(Chart and figure data)
** start **
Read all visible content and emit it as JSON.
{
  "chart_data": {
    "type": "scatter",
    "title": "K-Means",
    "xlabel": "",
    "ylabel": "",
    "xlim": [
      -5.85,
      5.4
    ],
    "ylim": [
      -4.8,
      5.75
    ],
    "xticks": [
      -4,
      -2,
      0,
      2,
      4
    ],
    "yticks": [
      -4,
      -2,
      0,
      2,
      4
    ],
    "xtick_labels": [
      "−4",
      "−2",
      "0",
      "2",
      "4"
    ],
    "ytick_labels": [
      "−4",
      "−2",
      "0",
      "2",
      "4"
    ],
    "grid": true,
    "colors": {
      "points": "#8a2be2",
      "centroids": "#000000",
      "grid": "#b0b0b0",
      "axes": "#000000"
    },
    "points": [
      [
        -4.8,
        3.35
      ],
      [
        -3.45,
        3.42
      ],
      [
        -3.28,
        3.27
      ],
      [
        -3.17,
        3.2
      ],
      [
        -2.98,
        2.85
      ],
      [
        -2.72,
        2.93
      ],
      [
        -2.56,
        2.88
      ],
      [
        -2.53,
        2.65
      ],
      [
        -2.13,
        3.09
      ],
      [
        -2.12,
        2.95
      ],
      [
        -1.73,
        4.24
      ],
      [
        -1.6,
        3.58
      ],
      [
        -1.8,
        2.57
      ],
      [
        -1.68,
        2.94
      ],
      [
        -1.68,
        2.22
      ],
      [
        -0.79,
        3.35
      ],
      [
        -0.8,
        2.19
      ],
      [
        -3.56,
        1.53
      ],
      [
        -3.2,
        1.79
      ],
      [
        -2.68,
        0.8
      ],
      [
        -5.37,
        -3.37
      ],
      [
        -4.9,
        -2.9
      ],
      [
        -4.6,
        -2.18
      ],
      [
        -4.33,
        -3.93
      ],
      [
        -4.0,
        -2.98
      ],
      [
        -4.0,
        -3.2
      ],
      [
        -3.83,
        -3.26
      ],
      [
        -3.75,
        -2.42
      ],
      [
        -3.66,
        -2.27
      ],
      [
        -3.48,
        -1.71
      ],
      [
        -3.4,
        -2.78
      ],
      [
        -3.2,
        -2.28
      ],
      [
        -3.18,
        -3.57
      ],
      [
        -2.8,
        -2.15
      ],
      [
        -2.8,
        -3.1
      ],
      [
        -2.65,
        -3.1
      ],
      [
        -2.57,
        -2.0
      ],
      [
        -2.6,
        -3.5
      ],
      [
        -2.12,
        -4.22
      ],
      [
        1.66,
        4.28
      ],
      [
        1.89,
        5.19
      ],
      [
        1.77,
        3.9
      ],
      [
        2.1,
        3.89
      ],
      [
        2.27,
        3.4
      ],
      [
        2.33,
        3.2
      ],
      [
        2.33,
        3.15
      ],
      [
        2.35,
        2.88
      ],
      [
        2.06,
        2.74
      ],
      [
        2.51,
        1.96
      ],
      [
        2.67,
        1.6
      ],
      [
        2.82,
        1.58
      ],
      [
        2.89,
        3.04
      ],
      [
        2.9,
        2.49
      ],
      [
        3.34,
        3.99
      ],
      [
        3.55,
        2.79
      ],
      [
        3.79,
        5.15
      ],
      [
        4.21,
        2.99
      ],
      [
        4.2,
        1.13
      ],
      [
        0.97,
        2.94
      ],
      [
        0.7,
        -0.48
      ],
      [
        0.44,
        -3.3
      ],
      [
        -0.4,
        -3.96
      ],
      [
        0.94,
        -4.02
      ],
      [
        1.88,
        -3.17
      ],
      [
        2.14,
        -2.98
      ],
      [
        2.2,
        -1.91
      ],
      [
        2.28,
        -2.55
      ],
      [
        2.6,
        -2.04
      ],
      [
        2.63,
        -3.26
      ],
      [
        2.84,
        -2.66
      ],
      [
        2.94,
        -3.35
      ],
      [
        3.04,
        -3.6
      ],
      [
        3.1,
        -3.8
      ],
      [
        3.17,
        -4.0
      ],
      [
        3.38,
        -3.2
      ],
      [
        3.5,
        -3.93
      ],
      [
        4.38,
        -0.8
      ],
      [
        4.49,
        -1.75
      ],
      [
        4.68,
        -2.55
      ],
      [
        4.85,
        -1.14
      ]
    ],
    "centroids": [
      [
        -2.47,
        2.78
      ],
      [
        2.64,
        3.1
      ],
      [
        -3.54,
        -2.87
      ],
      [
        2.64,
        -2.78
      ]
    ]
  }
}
** end **
> [Your goal]:
Return the full listing, character for character.

> [Written reply]:
Read all visible content and emit it as JSON.
{
  "chart_data": {
    "type": "scatter",
    "title": "K-Means",
    "xlabel": "",
    "ylabel": "",
    "xlim": [
      -5.85,
      5.4
    ],
    "ylim": [
      -4.8,
      5.75
    ],
    "xticks": [
      -4,
      -2,
      0,
      2,
      4
    ],
    "yticks": [
      -4,
      -2,
      0,
      2,
      4
    ],
    "xtick_labels": [
      "−4",
      "−2",
      "0",
      "2",
      "4"
    ],
    "ytick_labels": [
      "−4",
      "−2",
      "0",
      "2",
      "4"
    ],
    "grid": true,
    "colors": {
      "points": "#8a2be2",
      "centroids": "#000000",
      "grid": "#b0b0b0",
      "axes": "#000000"
    },
    "points": [
      [
        -4.8,
        3.35
      ],
      [
        -3.45,
        3.42
      ],
      [
        -3.28,
        3.27
      ],
      [
        -3.17,
        3.2
      ],
      [
        -2.98,
        2.85
      ],
      [
        -2.72,
        2.93
      ],
      [
        -2.56,
        2.88
      ],
      [
        -2.53,
        2.65
      ],
      [
        -2.13,
        3.09
      ],
      [
        -2.12,
        2.95
      ],
      [
        -1.73,
        4.24
      ],
      [
        -1.6,
        3.58
      ],
      [
        -1.8,
        2.57
      ],
      [
        -1.68,
        2.94
      ],
      [
        -1.68,
        2.22
      ],
      [
        -0.79,
        3.35
      ],
      [
        -0.8,
        2.19
      ],
      [
        -3.56,
        1.53
      ],
      [
        -3.2,
        1.79
      ],
      [
        -2.68,
        0.8
      ],
      [
        -5.37,
        -3.37
      ],
      [
        -4.9,
        -2.9
      ],
      [
        -4.6,
        -2.18
      ],
      [
        -4.33,
        -3.93
      ],
      [
        -4.0,
        -2.98
      ],
      [
        -4.0,
        -3.2
      ],
      [
        -3.83,
        -3.26
      ],
      [
        -3.75,
        -2.42
      ],
      [
        -3.66,
        -2.27
      ],
      [
        -3.48,
        -1.71
      ],
      [
        -3.4,
        -2.78
      ],
      [
        -3.2,
        -2.28
      ],
      [
        -3.18,
        -3.57
      ],
      [
        -2.8,
        -2.15
      ],
      [
        -2.8,
        -3.1
      ],
      [
        -2.65,
        -3.1
      ],
      [
        -2.57,
        -2.0
      ],
      [
        -2.6,
        -3.5
      ],
      [
        -2.12,
        -4.22
      ],
      [
        1.66,
        4.28
      ],
      [
        1.89,
        5.19
      ],
      [
        1.77,
        3.9
      ],
      [
        2.1,
        3.89
      ],
      [
        2.27,
        3.4
      ],
      [
        2.33,
        3.2
      ],
      [
        2.33,
        3.15
      ],
      [
        2.35,
        2.88
      ],
      [
        2.06,
        2.74
      ],
      [
        2.51,
        1.96
      ],
      [
        2.67,
        1.6
      ],
      [
        2.82,
        1.58
      ],
      [
        2.89,
        3.04
      ],
      [
        2.9,
        2.49
      ],
      [
        3.34,
        3.99
      ],
      [
        3.55,
        2.79
      ],
      [
        3.79,
        5.15
      ],
      [
        4.21,
        2.99
      ],
      [
        4.2,
        1.13
      ],
      [
        0.97,
        2.94
      ],
      [
        0.7,
        -0.48
      ],
      [
        0.44,
        -3.3
      ],
      [
        -0.4,
        -3.96
      ],
      [
        0.94,
        -4.02
      ],
      [
        1.88,
        -3.17
      ],
      [
        2.14,
        -2.98
      ],
      [
        2.2,
        -1.91
      ],
      [
        2.28,
        -2.55
      ],
      [
        2.6,
        -2.04
      ],
      [
        2.63,
        -3.26
      ],
      [
        2.84,
        -2.66
      ],
      [
        2.94,
        -3.35
      ],
      [
        3.04,
        -3.6
      ],
      [
        3.1,
        -3.8
      ],
      [
        3.17,
        -4.0
      ],
      [
        3.38,
        -3.2
      ],
      [
        3.5,
        -3.93
      ],
      [
        4.38,
        -0.8
      ],
      [
        4.49,
        -1.75
      ],
      [
        4.68,
        -2.55
      ],
      [
        4.85,
        -1.14
      ]
    ],
    "centroids": [
      [
        -2.47,
        2.78
      ],
      [
        2.64,
        3.1
      ],
      [
        -3.54,
        -2.87
      ],
      [
        2.64,
        -2.78
      ]
    ]
  }
}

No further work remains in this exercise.